##### Information shown

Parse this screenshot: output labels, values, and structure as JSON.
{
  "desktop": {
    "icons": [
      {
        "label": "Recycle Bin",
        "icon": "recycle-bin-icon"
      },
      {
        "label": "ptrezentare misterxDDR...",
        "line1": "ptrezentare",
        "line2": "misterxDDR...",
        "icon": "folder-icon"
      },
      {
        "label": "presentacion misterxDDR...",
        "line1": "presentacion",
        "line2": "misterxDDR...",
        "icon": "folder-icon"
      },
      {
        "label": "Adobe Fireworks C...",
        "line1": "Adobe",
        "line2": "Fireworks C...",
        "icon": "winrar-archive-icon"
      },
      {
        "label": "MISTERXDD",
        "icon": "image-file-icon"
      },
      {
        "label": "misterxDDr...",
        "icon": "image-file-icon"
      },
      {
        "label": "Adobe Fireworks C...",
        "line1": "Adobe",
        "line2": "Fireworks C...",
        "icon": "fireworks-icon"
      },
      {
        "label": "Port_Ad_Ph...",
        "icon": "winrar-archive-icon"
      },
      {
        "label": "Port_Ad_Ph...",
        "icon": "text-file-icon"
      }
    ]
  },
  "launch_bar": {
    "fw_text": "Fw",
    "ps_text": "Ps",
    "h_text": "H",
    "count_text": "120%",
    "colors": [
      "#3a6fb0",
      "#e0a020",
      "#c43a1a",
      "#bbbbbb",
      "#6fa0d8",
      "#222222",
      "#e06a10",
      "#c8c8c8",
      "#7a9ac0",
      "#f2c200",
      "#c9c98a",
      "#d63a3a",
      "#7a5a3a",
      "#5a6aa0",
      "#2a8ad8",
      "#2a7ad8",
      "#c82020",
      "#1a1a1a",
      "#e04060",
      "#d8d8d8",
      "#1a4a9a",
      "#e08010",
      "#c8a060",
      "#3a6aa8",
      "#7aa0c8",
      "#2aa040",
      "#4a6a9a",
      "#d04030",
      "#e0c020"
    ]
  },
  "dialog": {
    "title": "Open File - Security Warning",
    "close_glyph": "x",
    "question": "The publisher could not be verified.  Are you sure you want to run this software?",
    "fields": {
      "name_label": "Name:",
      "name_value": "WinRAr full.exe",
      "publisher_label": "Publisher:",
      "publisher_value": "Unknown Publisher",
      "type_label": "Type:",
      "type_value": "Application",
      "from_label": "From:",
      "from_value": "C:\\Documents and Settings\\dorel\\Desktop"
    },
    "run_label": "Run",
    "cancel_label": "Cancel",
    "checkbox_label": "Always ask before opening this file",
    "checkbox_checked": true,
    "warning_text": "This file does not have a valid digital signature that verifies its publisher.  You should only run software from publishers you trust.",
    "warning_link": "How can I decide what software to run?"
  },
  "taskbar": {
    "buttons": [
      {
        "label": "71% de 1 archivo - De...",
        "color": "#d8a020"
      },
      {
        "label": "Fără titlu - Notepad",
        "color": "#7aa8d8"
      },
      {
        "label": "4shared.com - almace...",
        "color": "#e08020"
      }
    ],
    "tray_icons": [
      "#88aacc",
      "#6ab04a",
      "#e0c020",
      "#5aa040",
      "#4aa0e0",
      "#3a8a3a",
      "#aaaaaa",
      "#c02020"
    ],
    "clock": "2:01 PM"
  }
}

##########
##### Information shown

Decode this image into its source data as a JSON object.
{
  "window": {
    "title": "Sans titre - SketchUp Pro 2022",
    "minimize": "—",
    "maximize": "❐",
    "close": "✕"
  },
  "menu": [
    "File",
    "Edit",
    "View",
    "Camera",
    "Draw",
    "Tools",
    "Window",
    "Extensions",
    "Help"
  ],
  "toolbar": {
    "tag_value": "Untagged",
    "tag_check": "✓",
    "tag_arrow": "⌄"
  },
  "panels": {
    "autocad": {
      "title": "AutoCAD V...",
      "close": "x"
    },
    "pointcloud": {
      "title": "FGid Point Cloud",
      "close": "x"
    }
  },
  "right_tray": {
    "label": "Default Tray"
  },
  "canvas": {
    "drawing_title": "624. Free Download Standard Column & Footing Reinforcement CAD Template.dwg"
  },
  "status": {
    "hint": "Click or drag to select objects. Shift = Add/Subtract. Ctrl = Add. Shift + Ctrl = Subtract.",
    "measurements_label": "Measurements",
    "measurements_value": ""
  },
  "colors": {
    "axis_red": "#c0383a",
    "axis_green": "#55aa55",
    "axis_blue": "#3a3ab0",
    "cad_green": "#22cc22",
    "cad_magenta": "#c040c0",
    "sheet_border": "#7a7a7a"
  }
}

##########
##### Information shown

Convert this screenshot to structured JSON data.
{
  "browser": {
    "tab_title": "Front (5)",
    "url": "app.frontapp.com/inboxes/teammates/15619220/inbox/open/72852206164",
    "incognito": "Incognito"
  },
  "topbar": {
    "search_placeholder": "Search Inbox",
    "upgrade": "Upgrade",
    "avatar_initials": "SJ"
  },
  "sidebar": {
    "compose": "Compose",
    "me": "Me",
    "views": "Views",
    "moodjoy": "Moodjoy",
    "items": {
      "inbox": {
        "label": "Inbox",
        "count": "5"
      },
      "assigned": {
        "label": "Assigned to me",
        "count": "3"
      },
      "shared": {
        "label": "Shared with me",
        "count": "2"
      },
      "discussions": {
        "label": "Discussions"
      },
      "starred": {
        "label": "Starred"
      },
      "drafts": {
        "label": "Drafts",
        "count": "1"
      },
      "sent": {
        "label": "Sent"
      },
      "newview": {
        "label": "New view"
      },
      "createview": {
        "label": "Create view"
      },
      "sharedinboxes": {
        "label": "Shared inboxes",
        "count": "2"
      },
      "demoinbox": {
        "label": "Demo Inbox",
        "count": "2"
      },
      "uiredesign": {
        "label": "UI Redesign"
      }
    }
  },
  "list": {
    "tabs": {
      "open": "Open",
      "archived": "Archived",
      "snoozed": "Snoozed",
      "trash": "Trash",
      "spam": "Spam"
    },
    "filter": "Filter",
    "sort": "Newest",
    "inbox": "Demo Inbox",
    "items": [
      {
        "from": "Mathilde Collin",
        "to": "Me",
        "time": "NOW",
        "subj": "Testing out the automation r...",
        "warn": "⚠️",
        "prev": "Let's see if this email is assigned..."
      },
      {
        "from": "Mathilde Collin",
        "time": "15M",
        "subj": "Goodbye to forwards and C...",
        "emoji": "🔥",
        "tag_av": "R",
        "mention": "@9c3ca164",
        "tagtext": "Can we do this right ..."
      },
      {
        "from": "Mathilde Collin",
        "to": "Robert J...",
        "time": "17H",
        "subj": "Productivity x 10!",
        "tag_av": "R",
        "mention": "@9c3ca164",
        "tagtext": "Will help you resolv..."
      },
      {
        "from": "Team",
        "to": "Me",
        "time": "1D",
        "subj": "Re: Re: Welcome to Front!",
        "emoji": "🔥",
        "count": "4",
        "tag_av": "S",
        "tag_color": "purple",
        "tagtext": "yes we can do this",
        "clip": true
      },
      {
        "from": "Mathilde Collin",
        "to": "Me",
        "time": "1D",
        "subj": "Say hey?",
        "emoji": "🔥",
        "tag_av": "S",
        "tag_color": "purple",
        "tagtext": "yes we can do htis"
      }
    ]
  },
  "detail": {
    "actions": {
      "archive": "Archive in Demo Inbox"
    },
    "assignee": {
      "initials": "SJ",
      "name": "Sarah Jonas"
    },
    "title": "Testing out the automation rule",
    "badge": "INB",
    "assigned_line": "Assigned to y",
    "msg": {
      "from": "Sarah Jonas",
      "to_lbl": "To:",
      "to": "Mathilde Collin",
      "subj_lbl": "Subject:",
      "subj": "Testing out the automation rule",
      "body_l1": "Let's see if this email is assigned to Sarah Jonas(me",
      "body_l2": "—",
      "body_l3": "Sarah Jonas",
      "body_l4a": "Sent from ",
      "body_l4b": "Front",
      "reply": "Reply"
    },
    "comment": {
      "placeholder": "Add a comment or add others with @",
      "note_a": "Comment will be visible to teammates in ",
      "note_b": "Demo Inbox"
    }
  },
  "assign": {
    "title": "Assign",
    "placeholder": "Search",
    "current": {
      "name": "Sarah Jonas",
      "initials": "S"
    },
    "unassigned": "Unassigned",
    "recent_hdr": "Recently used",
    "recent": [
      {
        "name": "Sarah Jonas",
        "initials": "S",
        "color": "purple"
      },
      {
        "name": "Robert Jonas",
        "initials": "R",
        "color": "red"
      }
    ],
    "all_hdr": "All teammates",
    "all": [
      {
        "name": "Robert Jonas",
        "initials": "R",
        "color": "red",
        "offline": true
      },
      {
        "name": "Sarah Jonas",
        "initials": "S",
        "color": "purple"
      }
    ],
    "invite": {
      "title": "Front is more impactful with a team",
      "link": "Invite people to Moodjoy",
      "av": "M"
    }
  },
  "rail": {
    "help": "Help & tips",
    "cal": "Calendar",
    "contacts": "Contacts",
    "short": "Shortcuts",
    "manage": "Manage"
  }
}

##########

### Goal of the exercise
In the material above, show every line where the word "data" turns up.

### Solution for this exercise
Decode this image into its source data as a JSON object.
Convert this screenshot to structured JSON data.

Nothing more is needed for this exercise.